--- Start ---

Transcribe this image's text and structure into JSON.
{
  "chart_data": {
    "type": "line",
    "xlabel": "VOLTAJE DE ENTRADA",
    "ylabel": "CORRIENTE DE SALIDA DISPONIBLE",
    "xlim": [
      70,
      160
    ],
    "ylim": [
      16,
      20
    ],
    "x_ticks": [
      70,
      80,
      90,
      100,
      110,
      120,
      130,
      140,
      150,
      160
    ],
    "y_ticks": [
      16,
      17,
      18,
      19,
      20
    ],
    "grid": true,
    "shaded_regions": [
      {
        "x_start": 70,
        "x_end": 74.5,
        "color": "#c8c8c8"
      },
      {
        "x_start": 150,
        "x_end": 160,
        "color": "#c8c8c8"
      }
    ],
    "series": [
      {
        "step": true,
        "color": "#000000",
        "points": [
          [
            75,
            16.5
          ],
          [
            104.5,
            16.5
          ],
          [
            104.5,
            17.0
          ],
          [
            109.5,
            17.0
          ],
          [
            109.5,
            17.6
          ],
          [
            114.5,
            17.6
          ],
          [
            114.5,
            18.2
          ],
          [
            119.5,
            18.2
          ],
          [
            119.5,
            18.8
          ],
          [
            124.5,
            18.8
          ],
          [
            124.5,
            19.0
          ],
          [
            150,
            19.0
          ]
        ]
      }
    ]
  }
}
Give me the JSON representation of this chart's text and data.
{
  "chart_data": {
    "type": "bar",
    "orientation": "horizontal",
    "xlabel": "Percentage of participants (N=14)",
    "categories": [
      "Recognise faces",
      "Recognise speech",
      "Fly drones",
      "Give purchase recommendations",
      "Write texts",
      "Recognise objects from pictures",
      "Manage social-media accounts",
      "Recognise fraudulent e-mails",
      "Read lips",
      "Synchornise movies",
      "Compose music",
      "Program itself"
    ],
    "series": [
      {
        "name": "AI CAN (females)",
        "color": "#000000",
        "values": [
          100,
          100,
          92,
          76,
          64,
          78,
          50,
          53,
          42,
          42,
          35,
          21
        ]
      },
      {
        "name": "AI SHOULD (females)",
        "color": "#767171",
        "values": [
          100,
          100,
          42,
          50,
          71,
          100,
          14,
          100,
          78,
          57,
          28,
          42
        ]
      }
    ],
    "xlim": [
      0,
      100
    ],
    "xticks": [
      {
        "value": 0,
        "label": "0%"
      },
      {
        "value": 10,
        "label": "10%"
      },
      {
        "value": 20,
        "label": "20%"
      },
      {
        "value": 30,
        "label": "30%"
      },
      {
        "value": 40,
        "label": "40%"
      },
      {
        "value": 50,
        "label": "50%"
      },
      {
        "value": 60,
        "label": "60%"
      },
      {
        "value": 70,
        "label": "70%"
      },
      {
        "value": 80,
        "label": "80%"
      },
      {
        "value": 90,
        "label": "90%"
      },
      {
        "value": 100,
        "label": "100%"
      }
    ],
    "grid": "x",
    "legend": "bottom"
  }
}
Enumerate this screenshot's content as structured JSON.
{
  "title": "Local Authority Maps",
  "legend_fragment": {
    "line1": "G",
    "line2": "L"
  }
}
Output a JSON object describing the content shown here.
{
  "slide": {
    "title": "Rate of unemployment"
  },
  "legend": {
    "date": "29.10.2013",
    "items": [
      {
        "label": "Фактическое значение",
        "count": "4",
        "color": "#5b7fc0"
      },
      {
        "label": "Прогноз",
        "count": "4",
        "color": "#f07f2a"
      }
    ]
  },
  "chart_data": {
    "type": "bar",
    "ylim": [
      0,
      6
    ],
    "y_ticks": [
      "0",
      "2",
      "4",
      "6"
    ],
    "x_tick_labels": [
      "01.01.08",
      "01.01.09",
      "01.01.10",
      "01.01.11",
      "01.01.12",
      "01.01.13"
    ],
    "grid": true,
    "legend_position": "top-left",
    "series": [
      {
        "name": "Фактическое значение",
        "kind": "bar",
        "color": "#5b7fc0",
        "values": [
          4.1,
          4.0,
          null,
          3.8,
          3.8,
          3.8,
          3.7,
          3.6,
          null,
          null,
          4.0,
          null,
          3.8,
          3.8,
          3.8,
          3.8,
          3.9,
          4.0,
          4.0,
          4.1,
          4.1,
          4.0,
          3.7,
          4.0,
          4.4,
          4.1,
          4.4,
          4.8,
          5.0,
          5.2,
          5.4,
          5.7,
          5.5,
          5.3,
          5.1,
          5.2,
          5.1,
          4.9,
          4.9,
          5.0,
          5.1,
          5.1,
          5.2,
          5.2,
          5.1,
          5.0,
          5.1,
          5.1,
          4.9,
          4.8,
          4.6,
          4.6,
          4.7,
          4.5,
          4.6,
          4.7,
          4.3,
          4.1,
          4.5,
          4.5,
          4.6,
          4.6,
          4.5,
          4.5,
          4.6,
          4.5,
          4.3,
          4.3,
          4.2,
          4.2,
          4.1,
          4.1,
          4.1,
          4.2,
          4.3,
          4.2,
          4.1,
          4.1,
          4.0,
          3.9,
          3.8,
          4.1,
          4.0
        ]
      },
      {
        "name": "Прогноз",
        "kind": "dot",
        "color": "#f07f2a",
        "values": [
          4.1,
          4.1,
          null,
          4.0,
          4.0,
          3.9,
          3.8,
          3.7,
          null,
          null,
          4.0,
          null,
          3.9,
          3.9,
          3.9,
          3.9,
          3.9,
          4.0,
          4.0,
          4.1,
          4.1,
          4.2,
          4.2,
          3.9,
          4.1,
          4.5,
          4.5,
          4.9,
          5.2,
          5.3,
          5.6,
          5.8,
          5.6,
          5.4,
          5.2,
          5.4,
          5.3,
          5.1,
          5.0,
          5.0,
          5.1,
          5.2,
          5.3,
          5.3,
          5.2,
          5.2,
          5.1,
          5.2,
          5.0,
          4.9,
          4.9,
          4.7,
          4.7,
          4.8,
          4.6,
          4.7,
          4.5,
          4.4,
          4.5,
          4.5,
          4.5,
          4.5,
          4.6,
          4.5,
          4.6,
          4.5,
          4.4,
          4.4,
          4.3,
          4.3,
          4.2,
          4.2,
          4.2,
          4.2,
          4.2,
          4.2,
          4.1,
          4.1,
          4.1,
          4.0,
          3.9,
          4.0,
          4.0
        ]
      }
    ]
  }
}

--- End ---

▶ _Task brief_: Pull out each line of the entries that contains "color".

▶ _Finished exercise_:
        "color": "#c8c8c8"
        "color": "#c8c8c8"
        "color": "#000000",
        "color": "#000000",
        "color": "#767171",
        "color": "#5b7fc0"
        "color": "#f07f2a"
        "color": "#5b7fc0",
        "color": "#f07f2a",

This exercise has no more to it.